### Brief
From the listing below, pull each line that includes "nebo".

### Raw records
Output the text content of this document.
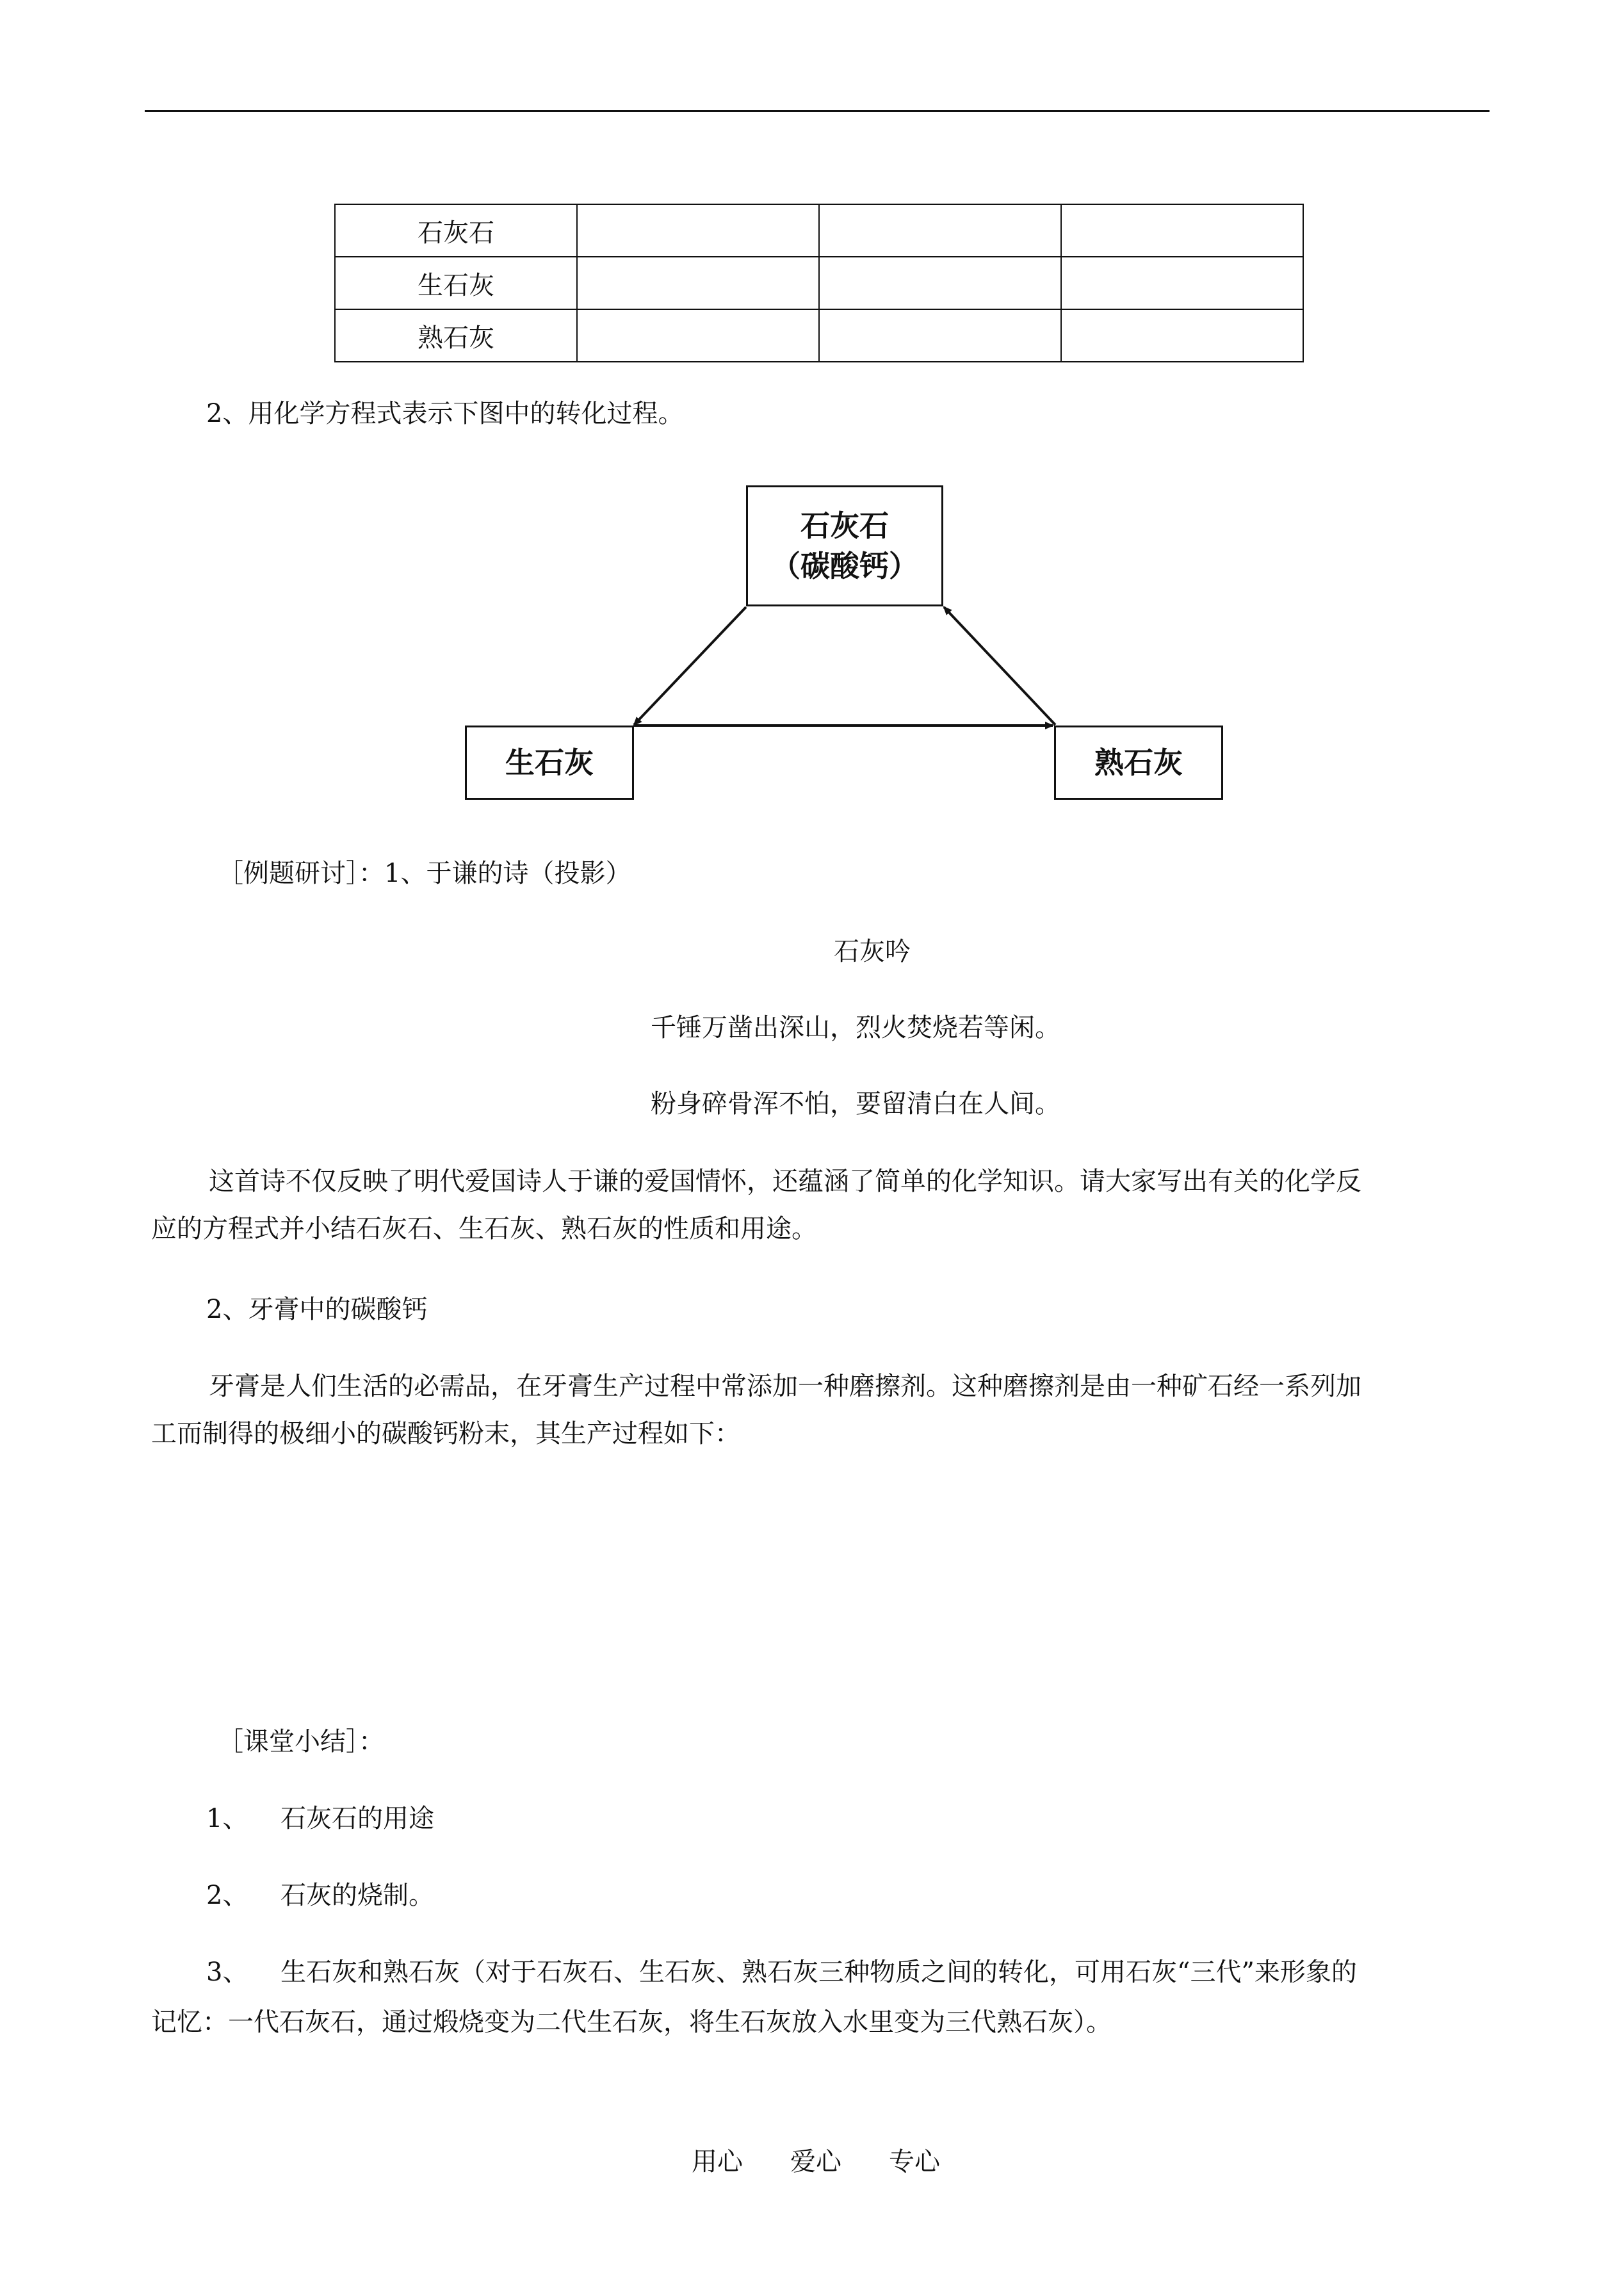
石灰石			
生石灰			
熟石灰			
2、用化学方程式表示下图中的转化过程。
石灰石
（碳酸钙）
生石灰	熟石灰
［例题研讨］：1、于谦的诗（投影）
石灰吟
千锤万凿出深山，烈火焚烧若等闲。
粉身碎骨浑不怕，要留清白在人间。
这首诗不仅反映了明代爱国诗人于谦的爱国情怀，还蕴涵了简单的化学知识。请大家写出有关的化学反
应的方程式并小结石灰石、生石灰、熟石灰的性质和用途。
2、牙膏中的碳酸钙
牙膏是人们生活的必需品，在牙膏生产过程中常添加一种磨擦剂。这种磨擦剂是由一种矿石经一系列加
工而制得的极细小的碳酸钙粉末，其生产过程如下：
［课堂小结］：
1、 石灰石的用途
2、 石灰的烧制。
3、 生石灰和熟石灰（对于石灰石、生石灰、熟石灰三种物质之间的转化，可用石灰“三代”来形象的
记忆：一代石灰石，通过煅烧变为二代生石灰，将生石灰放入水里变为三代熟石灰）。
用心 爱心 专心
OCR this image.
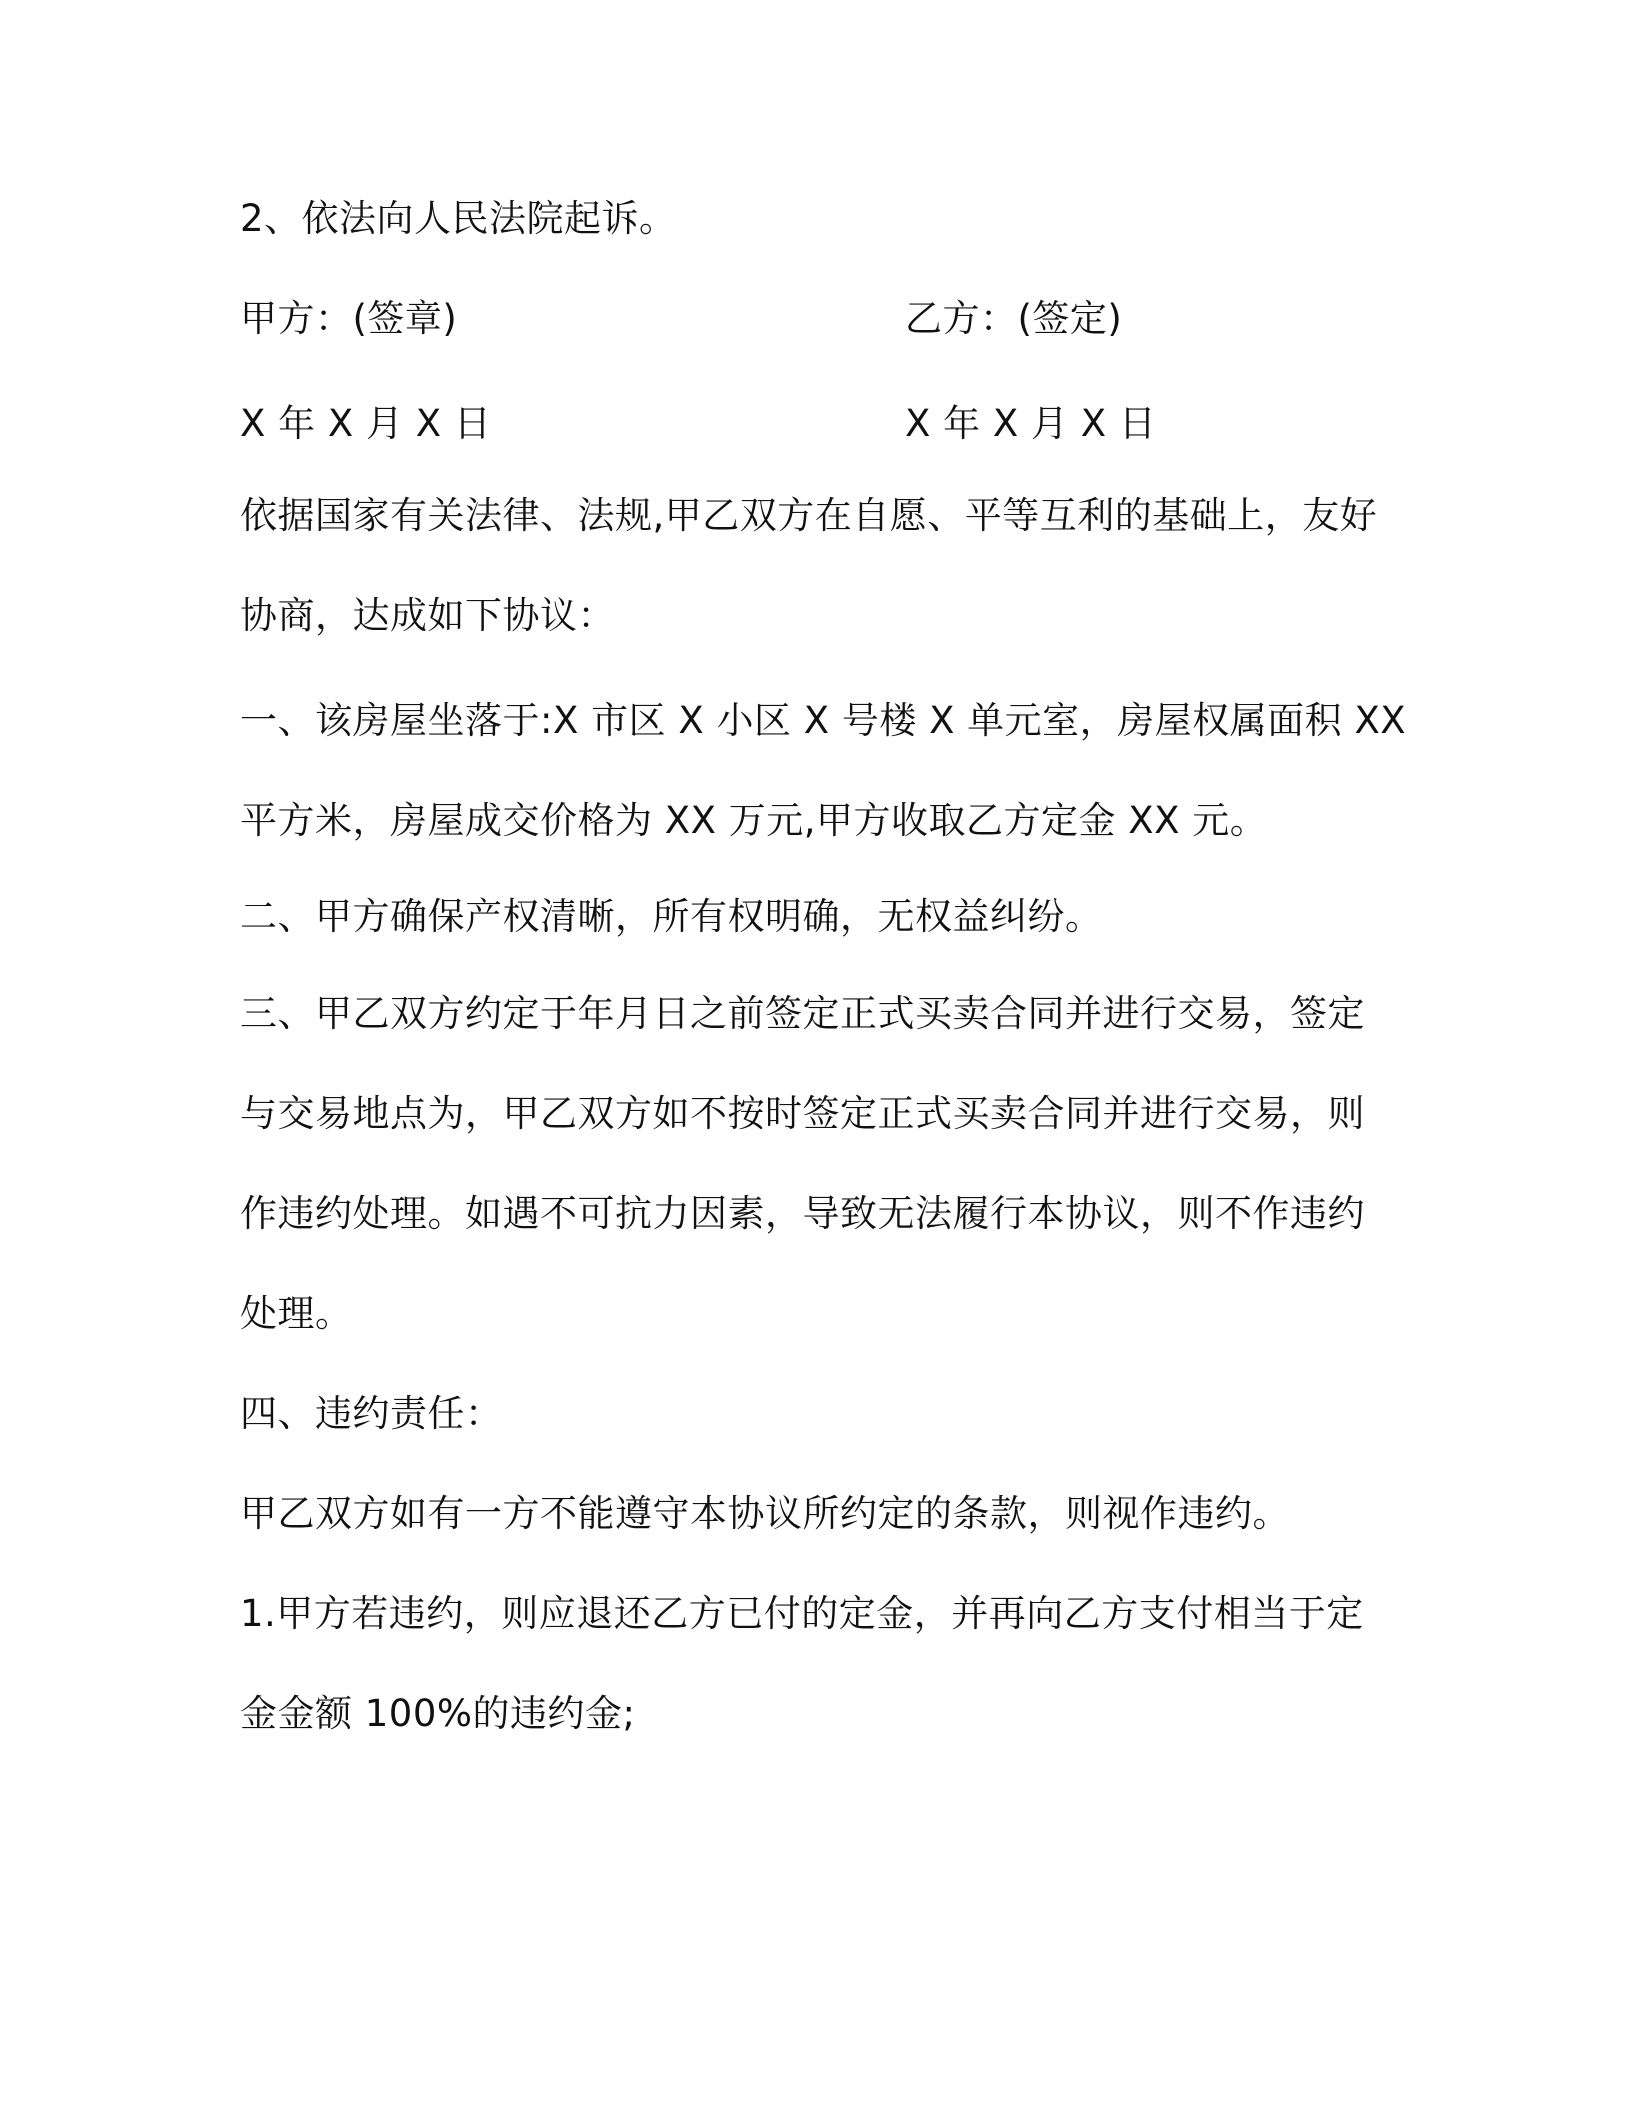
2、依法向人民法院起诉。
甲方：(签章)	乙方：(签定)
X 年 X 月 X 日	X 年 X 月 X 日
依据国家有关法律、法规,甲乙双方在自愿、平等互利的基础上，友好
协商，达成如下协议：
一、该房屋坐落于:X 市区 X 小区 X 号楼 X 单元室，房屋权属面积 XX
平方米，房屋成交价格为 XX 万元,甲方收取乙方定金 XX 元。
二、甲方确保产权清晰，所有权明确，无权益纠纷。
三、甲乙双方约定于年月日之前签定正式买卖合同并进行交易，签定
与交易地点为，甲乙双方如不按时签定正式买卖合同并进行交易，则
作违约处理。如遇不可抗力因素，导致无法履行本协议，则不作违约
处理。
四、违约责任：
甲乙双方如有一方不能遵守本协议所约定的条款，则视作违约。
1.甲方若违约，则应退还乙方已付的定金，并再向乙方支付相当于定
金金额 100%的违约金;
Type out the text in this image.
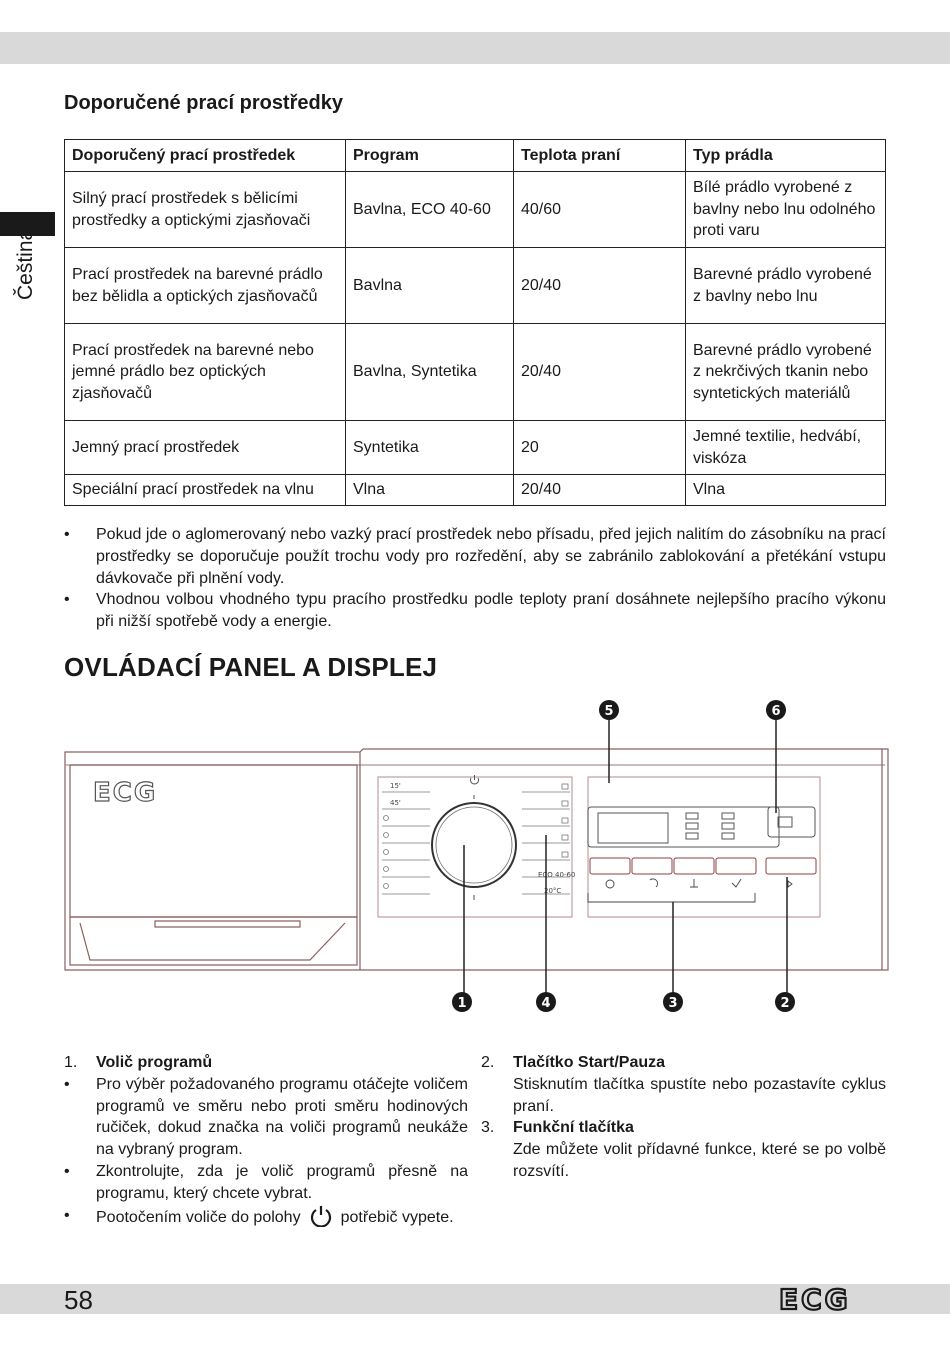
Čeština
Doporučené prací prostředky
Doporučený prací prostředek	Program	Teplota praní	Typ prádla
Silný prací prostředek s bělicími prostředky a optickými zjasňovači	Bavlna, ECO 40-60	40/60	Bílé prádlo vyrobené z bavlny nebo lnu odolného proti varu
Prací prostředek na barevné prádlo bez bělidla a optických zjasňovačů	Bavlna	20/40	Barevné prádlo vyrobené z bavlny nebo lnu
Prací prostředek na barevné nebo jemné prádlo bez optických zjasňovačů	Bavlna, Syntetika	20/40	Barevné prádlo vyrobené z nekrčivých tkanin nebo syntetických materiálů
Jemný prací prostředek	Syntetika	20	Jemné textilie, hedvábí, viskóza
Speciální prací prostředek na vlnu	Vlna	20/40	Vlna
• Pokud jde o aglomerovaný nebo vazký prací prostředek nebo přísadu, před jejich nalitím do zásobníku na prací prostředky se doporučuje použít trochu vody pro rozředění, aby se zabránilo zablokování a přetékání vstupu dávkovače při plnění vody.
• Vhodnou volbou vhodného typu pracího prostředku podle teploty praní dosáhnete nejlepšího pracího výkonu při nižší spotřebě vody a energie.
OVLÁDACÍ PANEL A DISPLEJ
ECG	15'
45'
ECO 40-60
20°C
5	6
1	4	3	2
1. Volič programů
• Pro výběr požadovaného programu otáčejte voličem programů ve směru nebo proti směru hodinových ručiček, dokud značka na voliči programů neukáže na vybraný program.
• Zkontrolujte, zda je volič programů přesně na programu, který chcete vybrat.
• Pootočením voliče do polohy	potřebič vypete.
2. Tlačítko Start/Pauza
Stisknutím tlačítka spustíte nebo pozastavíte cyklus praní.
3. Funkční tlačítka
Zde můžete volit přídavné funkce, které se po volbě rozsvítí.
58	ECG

### Response to the task
Silný prací prostředek s bělicími prostředky a optickými zjasňovači	Bavlna, ECO 40-60	40/60	Bílé prádlo vyrobené z bavlny nebo lnu odolného proti varu
Prací prostředek na barevné prádlo bez bělidla a optických zjasňovačů	Bavlna	20/40	Barevné prádlo vyrobené z bavlny nebo lnu
Prací prostředek na barevné nebo jemné prádlo bez optických zjasňovačů	Bavlna, Syntetika	20/40	Barevné prádlo vyrobené z nekrčivých tkanin nebo syntetických materiálů
• Pokud jde o aglomerovaný nebo vazký prací prostředek nebo přísadu, před jejich nalitím do zásobníku na prací prostředky se doporučuje použít trochu vody pro rozředění, aby se zabránilo zablokování a přetékání vstupu dávkovače při plnění vody.
• Pro výběr požadovaného programu otáčejte voličem programů ve směru nebo proti směru hodinových ručiček, dokud značka na voliči programů neukáže na vybraný program.
Stisknutím tlačítka spustíte nebo pozastavíte cyklus praní.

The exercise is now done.